**EXERCISE MATERIAL:**
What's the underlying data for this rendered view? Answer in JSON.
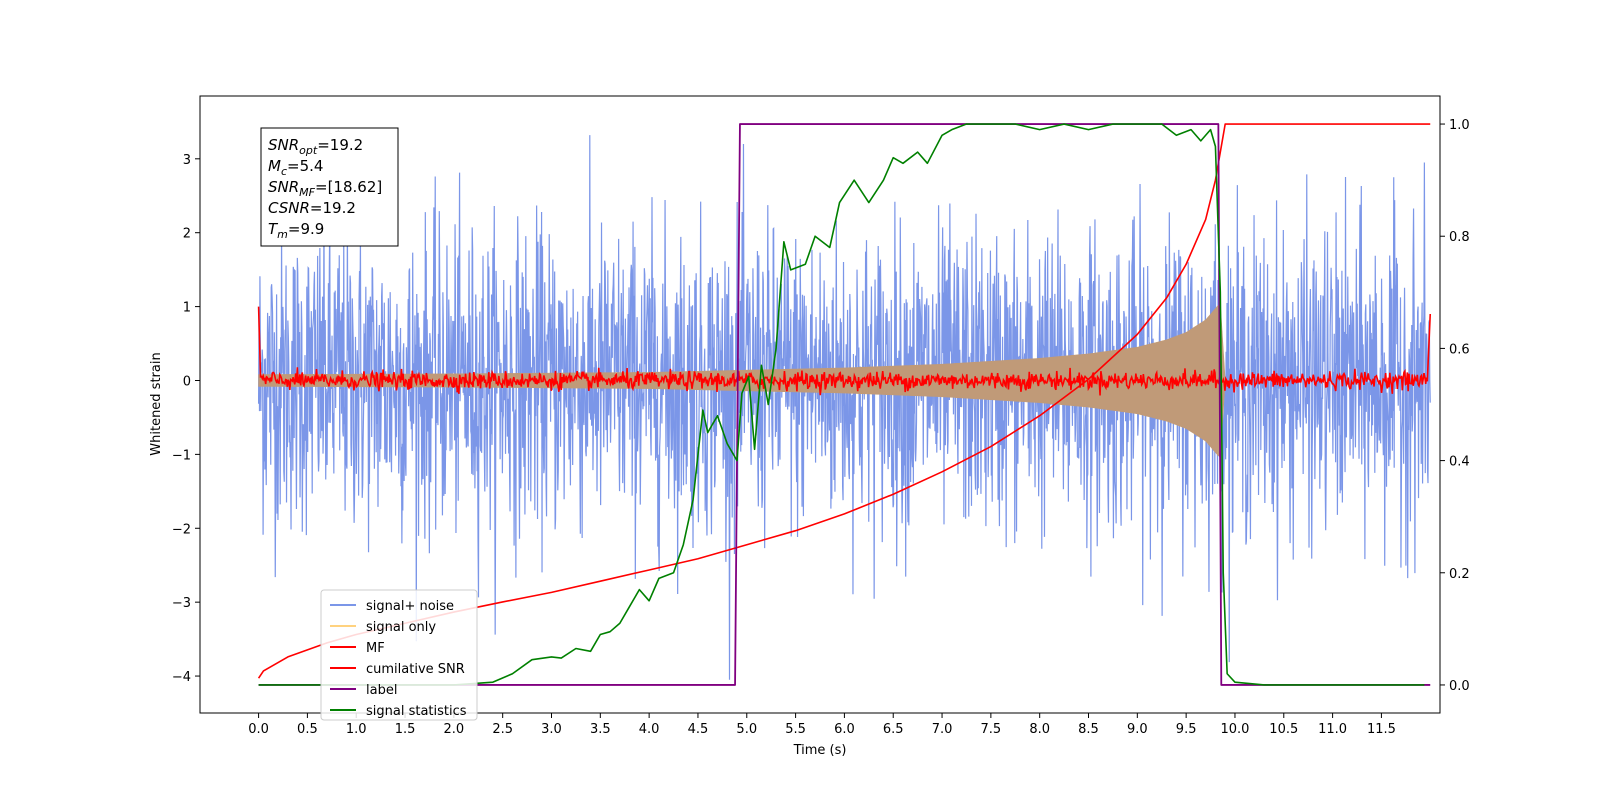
{
  "chart_data": {
    "type": "line",
    "xlabel": "Time (s)",
    "ylabel_left": "Whitened strain",
    "ylabel_right": "",
    "xlim": [
      -0.6,
      12.1
    ],
    "ylim_left": [
      -4.5,
      3.85
    ],
    "ylim_right": [
      -0.05,
      1.05
    ],
    "x_ticks": [
      0.0,
      0.5,
      1.0,
      1.5,
      2.0,
      2.5,
      3.0,
      3.5,
      4.0,
      4.5,
      5.0,
      5.5,
      6.0,
      6.5,
      7.0,
      7.5,
      8.0,
      8.5,
      9.0,
      9.5,
      10.0,
      10.5,
      11.0,
      11.5
    ],
    "x_tick_labels": [
      "0.0",
      "0.5",
      "1.0",
      "1.5",
      "2.0",
      "2.5",
      "3.0",
      "3.5",
      "4.0",
      "4.5",
      "5.0",
      "5.5",
      "6.0",
      "6.5",
      "7.0",
      "7.5",
      "8.0",
      "8.5",
      "9.0",
      "9.5",
      "10.0",
      "10.5",
      "11.0",
      "11.5"
    ],
    "y_left_ticks": [
      3,
      2,
      1,
      0,
      -1,
      -2,
      -3,
      -4
    ],
    "y_left_tick_labels": [
      "3",
      "2",
      "1",
      "0",
      "−1",
      "−2",
      "−3",
      "−4"
    ],
    "y_right_ticks": [
      1.0,
      0.8,
      0.6,
      0.4,
      0.2,
      0.0
    ],
    "y_right_tick_labels": [
      "1.0",
      "0.8",
      "0.6",
      "0.4",
      "0.2",
      "0.0"
    ],
    "grid": false,
    "legend_position": "lower-left",
    "annotation": [
      {
        "sym": "SNR",
        "sub": "opt",
        "val": "=19.2"
      },
      {
        "sym": "M",
        "sub": "c",
        "val": "=5.4"
      },
      {
        "sym": "SNR",
        "sub": "MF",
        "val": "=[18.62]"
      },
      {
        "sym": "CSNR",
        "sub": "",
        "val": "=19.2"
      },
      {
        "sym": "T",
        "sub": "m",
        "val": "=9.9"
      }
    ],
    "series": [
      {
        "name": "signal+ noise",
        "color": "#7b96e8",
        "axis": "left",
        "style": "noise",
        "t_start": 0.0,
        "t_end": 12.0,
        "typical_amplitude": 1.3,
        "peak_high": 3.5,
        "peak_low": -4.05
      },
      {
        "name": "signal only",
        "color": "#ffd27f",
        "visible_color": "#c09a78",
        "axis": "left",
        "style": "chirp_envelope",
        "t_start": 0.0,
        "t_end": 9.9,
        "envelope": [
          [
            0.0,
            0.08
          ],
          [
            2.0,
            0.09
          ],
          [
            4.0,
            0.11
          ],
          [
            6.0,
            0.17
          ],
          [
            7.0,
            0.22
          ],
          [
            8.0,
            0.3
          ],
          [
            8.5,
            0.36
          ],
          [
            9.0,
            0.45
          ],
          [
            9.3,
            0.55
          ],
          [
            9.5,
            0.65
          ],
          [
            9.7,
            0.82
          ],
          [
            9.85,
            1.05
          ],
          [
            9.9,
            0.0
          ]
        ]
      },
      {
        "name": "MF",
        "color": "#ff0000",
        "axis": "left",
        "style": "noise",
        "t_start": 0.0,
        "t_end": 12.0,
        "typical_amplitude": 0.06,
        "edge_values": [
          1.0,
          0.9
        ]
      },
      {
        "name": "cumilative SNR",
        "color": "#ff0000",
        "axis": "right",
        "t_start": 0.0,
        "t_end": 12.0,
        "points": [
          [
            0.0,
            0.012
          ],
          [
            0.05,
            0.025
          ],
          [
            0.3,
            0.05
          ],
          [
            0.7,
            0.075
          ],
          [
            1.0,
            0.09
          ],
          [
            1.5,
            0.11
          ],
          [
            2.0,
            0.13
          ],
          [
            2.5,
            0.148
          ],
          [
            3.0,
            0.165
          ],
          [
            3.5,
            0.185
          ],
          [
            4.0,
            0.205
          ],
          [
            4.5,
            0.225
          ],
          [
            5.0,
            0.25
          ],
          [
            5.5,
            0.275
          ],
          [
            6.0,
            0.305
          ],
          [
            6.5,
            0.34
          ],
          [
            7.0,
            0.38
          ],
          [
            7.5,
            0.425
          ],
          [
            8.0,
            0.48
          ],
          [
            8.5,
            0.545
          ],
          [
            9.0,
            0.625
          ],
          [
            9.3,
            0.69
          ],
          [
            9.5,
            0.75
          ],
          [
            9.7,
            0.83
          ],
          [
            9.8,
            0.9
          ],
          [
            9.85,
            0.95
          ],
          [
            9.9,
            1.0
          ],
          [
            12.0,
            1.0
          ]
        ]
      },
      {
        "name": "label",
        "color": "#800080",
        "axis": "right",
        "t_start": 0.0,
        "t_end": 12.0,
        "points": [
          [
            0.0,
            0.0
          ],
          [
            4.88,
            0.0
          ],
          [
            4.93,
            1.0
          ],
          [
            9.83,
            1.0
          ],
          [
            9.86,
            0.0
          ],
          [
            9.93,
            0.0
          ],
          [
            12.0,
            0.0
          ]
        ]
      },
      {
        "name": "signal statistics",
        "color": "#008000",
        "axis": "right",
        "t_start": 0.0,
        "t_end": 11.94,
        "points": [
          [
            0.0,
            0.0
          ],
          [
            2.0,
            0.0
          ],
          [
            2.4,
            0.005
          ],
          [
            2.6,
            0.02
          ],
          [
            2.8,
            0.045
          ],
          [
            3.0,
            0.05
          ],
          [
            3.1,
            0.048
          ],
          [
            3.25,
            0.065
          ],
          [
            3.4,
            0.06
          ],
          [
            3.5,
            0.09
          ],
          [
            3.6,
            0.095
          ],
          [
            3.7,
            0.11
          ],
          [
            3.8,
            0.14
          ],
          [
            3.9,
            0.17
          ],
          [
            4.0,
            0.15
          ],
          [
            4.1,
            0.19
          ],
          [
            4.25,
            0.2
          ],
          [
            4.35,
            0.25
          ],
          [
            4.45,
            0.33
          ],
          [
            4.55,
            0.49
          ],
          [
            4.6,
            0.45
          ],
          [
            4.7,
            0.48
          ],
          [
            4.8,
            0.43
          ],
          [
            4.9,
            0.4
          ],
          [
            4.95,
            0.52
          ],
          [
            5.02,
            0.55
          ],
          [
            5.08,
            0.42
          ],
          [
            5.15,
            0.57
          ],
          [
            5.22,
            0.5
          ],
          [
            5.3,
            0.6
          ],
          [
            5.38,
            0.79
          ],
          [
            5.45,
            0.74
          ],
          [
            5.6,
            0.75
          ],
          [
            5.7,
            0.8
          ],
          [
            5.85,
            0.78
          ],
          [
            5.95,
            0.86
          ],
          [
            6.1,
            0.9
          ],
          [
            6.25,
            0.86
          ],
          [
            6.4,
            0.9
          ],
          [
            6.5,
            0.94
          ],
          [
            6.6,
            0.93
          ],
          [
            6.75,
            0.95
          ],
          [
            6.85,
            0.93
          ],
          [
            7.0,
            0.98
          ],
          [
            7.1,
            0.99
          ],
          [
            7.25,
            1.0
          ],
          [
            7.5,
            1.0
          ],
          [
            7.75,
            1.0
          ],
          [
            8.0,
            0.99
          ],
          [
            8.25,
            1.0
          ],
          [
            8.5,
            0.99
          ],
          [
            8.75,
            1.0
          ],
          [
            9.0,
            1.0
          ],
          [
            9.25,
            1.0
          ],
          [
            9.4,
            0.98
          ],
          [
            9.55,
            0.99
          ],
          [
            9.65,
            0.97
          ],
          [
            9.75,
            0.99
          ],
          [
            9.8,
            0.96
          ],
          [
            9.85,
            0.7
          ],
          [
            9.88,
            0.2
          ],
          [
            9.92,
            0.02
          ],
          [
            10.0,
            0.005
          ],
          [
            10.3,
            0.0
          ],
          [
            11.94,
            0.0
          ]
        ]
      }
    ]
  }
}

**EXERCISE REQUIREMENTS:** Gather up the lines containing the word "name" from these records and copy them.

**SOLUTION TO THE EXERCISE:**
        "name": "signal+ noise",
        "name": "signal only",
        "name": "MF",
        "name": "cumilative SNR",
        "name": "label",
        "name": "signal statistics",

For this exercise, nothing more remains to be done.